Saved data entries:
• • • •

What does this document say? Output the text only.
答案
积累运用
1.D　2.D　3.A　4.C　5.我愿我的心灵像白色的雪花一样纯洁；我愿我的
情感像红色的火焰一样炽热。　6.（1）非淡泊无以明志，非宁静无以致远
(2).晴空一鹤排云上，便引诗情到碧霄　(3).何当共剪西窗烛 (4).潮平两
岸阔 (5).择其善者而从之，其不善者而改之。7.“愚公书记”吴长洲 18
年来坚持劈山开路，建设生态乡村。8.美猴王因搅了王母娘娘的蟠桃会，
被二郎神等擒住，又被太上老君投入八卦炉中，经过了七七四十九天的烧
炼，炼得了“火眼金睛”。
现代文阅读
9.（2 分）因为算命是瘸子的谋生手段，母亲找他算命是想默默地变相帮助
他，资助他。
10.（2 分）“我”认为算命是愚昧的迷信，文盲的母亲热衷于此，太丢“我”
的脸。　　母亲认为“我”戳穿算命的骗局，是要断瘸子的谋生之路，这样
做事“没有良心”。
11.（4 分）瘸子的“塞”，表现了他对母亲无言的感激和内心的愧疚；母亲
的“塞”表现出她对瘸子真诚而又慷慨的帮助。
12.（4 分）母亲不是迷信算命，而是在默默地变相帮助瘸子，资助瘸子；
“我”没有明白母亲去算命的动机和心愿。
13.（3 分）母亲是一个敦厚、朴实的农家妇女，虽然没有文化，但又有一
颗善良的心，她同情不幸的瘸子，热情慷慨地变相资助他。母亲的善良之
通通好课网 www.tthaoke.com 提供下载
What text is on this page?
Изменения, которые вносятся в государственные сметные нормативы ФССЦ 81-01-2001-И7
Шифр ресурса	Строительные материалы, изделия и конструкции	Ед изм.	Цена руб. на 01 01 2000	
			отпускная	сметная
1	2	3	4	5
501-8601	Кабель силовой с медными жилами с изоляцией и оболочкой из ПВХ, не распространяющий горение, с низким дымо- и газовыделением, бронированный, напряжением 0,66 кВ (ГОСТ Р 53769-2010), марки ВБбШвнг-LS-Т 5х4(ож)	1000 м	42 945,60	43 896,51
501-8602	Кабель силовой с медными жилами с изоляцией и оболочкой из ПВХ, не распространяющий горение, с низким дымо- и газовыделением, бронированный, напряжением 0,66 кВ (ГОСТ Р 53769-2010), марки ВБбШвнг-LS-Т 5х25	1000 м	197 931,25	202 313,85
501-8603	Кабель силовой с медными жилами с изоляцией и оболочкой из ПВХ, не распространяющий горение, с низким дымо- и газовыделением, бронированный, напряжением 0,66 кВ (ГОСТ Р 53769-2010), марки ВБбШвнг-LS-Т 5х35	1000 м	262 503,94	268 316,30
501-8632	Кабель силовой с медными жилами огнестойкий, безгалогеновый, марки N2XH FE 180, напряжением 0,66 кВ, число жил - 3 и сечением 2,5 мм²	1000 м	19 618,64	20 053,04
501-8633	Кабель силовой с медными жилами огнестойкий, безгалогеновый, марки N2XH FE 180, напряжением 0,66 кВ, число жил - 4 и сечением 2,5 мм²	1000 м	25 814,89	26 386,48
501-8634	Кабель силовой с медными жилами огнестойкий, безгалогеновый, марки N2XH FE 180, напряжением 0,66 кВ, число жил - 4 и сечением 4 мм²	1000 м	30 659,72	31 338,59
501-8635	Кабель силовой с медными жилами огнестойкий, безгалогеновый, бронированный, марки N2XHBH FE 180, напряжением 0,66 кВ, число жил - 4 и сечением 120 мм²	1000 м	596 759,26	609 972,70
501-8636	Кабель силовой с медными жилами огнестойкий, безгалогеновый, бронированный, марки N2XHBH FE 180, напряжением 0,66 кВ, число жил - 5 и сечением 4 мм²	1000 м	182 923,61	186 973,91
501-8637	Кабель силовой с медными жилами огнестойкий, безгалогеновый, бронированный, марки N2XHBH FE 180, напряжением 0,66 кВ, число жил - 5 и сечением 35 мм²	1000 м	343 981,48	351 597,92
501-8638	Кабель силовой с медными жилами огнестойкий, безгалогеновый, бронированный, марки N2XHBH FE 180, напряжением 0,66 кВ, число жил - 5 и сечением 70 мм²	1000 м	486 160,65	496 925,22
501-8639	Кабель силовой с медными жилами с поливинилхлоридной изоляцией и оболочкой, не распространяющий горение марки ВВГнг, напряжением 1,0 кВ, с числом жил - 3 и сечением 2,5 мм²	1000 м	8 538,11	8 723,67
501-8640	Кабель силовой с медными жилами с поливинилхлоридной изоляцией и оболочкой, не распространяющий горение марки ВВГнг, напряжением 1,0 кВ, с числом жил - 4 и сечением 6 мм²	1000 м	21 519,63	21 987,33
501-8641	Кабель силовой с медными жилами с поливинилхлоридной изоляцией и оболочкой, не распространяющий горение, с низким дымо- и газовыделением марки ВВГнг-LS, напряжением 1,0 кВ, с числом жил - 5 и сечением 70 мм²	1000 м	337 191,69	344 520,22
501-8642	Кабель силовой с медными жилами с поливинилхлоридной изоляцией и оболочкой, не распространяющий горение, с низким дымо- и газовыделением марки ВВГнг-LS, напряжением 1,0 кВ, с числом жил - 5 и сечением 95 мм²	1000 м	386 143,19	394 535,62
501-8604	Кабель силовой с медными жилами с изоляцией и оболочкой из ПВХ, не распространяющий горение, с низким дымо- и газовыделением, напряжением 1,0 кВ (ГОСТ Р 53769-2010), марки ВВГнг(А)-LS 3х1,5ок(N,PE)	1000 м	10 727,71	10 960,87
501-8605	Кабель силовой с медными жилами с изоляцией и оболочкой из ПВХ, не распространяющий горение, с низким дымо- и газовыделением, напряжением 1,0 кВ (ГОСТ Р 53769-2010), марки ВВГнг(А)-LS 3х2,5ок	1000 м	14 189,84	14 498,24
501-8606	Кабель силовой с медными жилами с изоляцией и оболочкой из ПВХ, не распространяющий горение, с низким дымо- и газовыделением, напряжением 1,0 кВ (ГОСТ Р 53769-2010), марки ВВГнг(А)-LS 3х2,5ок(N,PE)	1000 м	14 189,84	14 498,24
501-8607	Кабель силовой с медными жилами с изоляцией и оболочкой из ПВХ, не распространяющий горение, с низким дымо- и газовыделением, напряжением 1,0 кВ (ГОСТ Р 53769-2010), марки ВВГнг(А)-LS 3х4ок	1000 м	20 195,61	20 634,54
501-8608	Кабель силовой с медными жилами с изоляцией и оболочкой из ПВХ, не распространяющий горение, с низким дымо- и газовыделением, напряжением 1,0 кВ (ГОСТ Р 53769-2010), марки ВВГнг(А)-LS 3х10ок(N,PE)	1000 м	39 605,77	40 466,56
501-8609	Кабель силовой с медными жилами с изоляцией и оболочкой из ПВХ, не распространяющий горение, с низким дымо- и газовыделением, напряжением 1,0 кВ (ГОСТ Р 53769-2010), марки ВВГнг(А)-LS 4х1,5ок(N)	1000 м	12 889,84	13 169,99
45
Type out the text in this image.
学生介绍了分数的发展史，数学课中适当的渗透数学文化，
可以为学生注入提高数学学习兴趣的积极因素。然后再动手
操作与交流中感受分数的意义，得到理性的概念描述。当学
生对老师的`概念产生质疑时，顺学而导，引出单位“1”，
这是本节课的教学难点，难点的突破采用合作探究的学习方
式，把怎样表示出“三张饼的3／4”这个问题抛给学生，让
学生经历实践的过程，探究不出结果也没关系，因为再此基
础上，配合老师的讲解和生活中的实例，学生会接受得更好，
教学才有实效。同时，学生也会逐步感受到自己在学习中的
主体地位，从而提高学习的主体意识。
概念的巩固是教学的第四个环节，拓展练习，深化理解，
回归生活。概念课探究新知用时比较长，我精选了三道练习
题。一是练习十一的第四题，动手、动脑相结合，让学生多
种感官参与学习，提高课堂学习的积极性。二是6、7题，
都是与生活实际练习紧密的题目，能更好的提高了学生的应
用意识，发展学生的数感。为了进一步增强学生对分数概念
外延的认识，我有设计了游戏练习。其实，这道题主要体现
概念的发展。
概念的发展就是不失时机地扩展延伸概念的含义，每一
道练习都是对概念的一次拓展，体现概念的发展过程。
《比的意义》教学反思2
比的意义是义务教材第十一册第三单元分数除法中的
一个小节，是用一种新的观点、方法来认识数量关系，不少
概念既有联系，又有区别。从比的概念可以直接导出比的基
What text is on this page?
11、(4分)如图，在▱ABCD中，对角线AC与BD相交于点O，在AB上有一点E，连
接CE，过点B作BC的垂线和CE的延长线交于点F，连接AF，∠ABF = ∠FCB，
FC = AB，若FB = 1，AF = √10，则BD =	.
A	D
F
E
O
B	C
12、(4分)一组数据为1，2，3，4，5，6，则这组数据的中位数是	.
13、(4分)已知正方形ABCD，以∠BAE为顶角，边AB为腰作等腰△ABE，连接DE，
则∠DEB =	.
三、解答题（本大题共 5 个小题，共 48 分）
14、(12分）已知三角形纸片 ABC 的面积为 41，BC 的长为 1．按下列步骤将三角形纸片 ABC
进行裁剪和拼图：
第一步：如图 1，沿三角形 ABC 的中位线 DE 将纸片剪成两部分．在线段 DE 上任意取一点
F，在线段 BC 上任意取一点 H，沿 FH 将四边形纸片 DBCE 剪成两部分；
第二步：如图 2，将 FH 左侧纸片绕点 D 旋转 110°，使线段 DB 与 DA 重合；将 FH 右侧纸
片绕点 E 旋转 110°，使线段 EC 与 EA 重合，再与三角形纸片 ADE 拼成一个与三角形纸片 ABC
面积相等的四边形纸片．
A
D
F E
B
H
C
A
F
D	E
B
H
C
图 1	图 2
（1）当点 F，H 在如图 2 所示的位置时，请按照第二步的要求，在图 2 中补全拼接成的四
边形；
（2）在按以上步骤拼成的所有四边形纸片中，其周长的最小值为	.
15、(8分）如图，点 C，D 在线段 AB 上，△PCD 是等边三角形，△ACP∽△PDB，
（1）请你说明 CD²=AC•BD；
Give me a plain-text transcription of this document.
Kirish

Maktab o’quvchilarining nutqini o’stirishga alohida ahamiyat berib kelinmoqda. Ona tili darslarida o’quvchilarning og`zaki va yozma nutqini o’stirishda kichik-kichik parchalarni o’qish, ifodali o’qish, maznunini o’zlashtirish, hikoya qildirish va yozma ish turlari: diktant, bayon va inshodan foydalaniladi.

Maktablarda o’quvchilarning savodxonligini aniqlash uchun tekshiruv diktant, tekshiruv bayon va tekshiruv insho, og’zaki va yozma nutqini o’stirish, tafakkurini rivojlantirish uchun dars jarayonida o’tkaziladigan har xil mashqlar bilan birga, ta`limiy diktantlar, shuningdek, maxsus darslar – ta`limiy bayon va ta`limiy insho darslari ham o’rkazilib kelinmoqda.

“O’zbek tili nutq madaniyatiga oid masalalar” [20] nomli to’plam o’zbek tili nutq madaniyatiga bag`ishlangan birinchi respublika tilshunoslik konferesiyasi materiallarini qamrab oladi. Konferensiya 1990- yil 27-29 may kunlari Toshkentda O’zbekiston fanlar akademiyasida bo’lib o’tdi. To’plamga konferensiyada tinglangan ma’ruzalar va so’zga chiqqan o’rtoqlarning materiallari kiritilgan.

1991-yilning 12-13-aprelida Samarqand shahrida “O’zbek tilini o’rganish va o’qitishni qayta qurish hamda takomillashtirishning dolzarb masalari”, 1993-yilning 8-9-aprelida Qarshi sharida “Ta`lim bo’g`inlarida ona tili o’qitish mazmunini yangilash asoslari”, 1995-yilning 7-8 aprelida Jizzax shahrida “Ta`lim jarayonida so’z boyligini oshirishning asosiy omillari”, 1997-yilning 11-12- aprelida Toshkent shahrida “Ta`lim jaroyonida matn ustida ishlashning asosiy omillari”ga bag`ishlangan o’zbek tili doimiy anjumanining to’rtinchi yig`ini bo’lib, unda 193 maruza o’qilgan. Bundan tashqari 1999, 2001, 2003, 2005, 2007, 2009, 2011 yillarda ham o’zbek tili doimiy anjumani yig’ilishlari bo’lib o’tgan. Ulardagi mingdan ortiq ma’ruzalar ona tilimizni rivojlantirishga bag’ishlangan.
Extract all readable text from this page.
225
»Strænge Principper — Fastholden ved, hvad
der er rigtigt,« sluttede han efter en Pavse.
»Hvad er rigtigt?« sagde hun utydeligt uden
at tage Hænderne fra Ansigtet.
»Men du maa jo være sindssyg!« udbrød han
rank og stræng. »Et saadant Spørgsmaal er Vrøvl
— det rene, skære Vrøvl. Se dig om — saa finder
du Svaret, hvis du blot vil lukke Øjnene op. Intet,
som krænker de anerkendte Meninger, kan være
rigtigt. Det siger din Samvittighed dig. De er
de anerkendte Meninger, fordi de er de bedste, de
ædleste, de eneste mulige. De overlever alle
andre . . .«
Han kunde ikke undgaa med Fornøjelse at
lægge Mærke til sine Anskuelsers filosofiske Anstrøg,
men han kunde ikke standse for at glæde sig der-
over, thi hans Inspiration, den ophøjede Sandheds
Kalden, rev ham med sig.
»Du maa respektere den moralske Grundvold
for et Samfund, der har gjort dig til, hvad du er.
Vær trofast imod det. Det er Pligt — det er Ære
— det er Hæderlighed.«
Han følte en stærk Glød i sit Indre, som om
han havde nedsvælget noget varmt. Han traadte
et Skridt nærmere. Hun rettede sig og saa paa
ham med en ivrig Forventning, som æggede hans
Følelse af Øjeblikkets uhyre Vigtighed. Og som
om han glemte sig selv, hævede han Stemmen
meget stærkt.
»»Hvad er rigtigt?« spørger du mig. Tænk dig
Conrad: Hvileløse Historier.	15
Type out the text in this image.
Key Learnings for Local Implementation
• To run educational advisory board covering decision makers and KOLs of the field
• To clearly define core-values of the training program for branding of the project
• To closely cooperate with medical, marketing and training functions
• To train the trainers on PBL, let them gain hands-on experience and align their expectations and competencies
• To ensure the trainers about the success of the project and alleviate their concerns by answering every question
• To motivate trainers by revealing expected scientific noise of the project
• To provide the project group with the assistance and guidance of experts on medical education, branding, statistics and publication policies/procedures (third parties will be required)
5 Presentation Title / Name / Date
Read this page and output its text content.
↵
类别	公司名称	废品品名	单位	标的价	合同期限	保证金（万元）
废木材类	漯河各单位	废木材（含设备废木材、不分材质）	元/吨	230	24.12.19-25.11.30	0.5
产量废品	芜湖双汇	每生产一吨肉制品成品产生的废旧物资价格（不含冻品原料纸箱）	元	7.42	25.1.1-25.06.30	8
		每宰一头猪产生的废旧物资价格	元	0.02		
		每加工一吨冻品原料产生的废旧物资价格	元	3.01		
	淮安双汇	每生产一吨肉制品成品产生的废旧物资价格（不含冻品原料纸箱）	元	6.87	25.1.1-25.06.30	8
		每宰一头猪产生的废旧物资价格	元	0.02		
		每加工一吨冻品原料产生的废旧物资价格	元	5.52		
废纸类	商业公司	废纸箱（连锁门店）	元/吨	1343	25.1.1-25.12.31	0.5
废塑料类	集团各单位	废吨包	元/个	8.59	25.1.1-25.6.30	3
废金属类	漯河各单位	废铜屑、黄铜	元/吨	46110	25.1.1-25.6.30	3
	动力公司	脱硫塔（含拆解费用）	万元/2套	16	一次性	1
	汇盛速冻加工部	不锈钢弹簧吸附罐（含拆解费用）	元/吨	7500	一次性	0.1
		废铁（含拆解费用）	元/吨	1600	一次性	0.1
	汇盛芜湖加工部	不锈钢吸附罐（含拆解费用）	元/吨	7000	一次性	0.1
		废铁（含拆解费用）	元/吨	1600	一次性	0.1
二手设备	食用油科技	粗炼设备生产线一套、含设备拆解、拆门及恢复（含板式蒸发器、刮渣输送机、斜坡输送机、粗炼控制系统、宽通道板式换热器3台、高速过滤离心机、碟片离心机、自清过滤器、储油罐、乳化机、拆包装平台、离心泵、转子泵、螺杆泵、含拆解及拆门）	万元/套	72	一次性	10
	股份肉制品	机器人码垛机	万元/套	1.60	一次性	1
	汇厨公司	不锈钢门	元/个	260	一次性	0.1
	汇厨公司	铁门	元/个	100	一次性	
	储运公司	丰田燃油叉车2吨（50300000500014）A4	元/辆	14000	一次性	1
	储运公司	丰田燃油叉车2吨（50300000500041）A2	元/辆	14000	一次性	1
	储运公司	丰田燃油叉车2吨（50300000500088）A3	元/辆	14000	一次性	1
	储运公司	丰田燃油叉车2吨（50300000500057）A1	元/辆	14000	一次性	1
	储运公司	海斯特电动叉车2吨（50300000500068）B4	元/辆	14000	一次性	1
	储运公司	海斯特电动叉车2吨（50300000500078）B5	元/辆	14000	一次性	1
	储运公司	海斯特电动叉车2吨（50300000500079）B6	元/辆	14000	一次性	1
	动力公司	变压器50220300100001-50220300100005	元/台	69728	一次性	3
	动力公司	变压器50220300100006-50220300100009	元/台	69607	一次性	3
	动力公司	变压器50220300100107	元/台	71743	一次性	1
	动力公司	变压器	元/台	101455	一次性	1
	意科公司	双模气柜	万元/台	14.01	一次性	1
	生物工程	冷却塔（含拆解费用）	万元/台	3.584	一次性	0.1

• • • •

Every line of the listing that holds "branding" is to be counted; give only the resulting number.

* Final result
2